Provided material:
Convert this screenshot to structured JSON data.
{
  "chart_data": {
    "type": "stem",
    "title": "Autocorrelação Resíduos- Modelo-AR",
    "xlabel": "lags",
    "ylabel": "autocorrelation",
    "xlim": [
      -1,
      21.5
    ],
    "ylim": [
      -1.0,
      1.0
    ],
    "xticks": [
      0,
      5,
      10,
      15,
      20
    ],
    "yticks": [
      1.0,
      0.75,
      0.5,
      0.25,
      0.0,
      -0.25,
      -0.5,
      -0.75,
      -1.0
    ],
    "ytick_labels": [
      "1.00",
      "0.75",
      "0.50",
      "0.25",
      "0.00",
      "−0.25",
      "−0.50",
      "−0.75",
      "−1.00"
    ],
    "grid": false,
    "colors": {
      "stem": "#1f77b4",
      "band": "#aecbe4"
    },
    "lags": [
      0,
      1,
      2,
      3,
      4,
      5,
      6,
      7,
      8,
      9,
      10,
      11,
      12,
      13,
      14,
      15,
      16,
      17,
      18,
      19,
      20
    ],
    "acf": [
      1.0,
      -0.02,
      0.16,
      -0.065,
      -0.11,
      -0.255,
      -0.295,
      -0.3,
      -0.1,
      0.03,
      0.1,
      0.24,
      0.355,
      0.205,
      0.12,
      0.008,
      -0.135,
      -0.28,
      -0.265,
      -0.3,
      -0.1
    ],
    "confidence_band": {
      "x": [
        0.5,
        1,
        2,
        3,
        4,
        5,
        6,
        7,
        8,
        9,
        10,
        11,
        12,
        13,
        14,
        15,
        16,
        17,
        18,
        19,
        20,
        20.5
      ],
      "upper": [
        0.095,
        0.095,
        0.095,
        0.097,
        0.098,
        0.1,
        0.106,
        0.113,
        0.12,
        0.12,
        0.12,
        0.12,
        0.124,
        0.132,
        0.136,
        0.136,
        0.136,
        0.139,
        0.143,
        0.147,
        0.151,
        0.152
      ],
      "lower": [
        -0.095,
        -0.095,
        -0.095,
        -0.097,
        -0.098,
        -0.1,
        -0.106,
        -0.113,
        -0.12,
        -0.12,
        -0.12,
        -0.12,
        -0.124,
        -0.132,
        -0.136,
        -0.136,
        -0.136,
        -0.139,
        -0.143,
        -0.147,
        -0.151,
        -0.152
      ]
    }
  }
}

Challenge:
Extract, word for word, each line of the listing above.

Task answer:
Convert this screenshot to structured JSON data.
{
  "chart_data": {
    "type": "stem",
    "title": "Autocorrelação Resíduos- Modelo-AR",
    "xlabel": "lags",
    "ylabel": "autocorrelation",
    "xlim": [
      -1,
      21.5
    ],
    "ylim": [
      -1.0,
      1.0
    ],
    "xticks": [
      0,
      5,
      10,
      15,
      20
    ],
    "yticks": [
      1.0,
      0.75,
      0.5,
      0.25,
      0.0,
      -0.25,
      -0.5,
      -0.75,
      -1.0
    ],
    "ytick_labels": [
      "1.00",
      "0.75",
      "0.50",
      "0.25",
      "0.00",
      "−0.25",
      "−0.50",
      "−0.75",
      "−1.00"
    ],
    "grid": false,
    "colors": {
      "stem": "#1f77b4",
      "band": "#aecbe4"
    },
    "lags": [
      0,
      1,
      2,
      3,
      4,
      5,
      6,
      7,
      8,
      9,
      10,
      11,
      12,
      13,
      14,
      15,
      16,
      17,
      18,
      19,
      20
    ],
    "acf": [
      1.0,
      -0.02,
      0.16,
      -0.065,
      -0.11,
      -0.255,
      -0.295,
      -0.3,
      -0.1,
      0.03,
      0.1,
      0.24,
      0.355,
      0.205,
      0.12,
      0.008,
      -0.135,
      -0.28,
      -0.265,
      -0.3,
      -0.1
    ],
    "confidence_band": {
      "x": [
        0.5,
        1,
        2,
        3,
        4,
        5,
        6,
        7,
        8,
        9,
        10,
        11,
        12,
        13,
        14,
        15,
        16,
        17,
        18,
        19,
        20,
        20.5
      ],
      "upper": [
        0.095,
        0.095,
        0.095,
        0.097,
        0.098,
        0.1,
        0.106,
        0.113,
        0.12,
        0.12,
        0.12,
        0.12,
        0.124,
        0.132,
        0.136,
        0.136,
        0.136,
        0.139,
        0.143,
        0.147,
        0.151,
        0.152
      ],
      "lower": [
        -0.095,
        -0.095,
        -0.095,
        -0.097,
        -0.098,
        -0.1,
        -0.106,
        -0.113,
        -0.12,
        -0.12,
        -0.12,
        -0.12,
        -0.124,
        -0.132,
        -0.136,
        -0.136,
        -0.136,
        -0.139,
        -0.143,
        -0.147,
        -0.151,
        -0.152
      ]
    }
  }
}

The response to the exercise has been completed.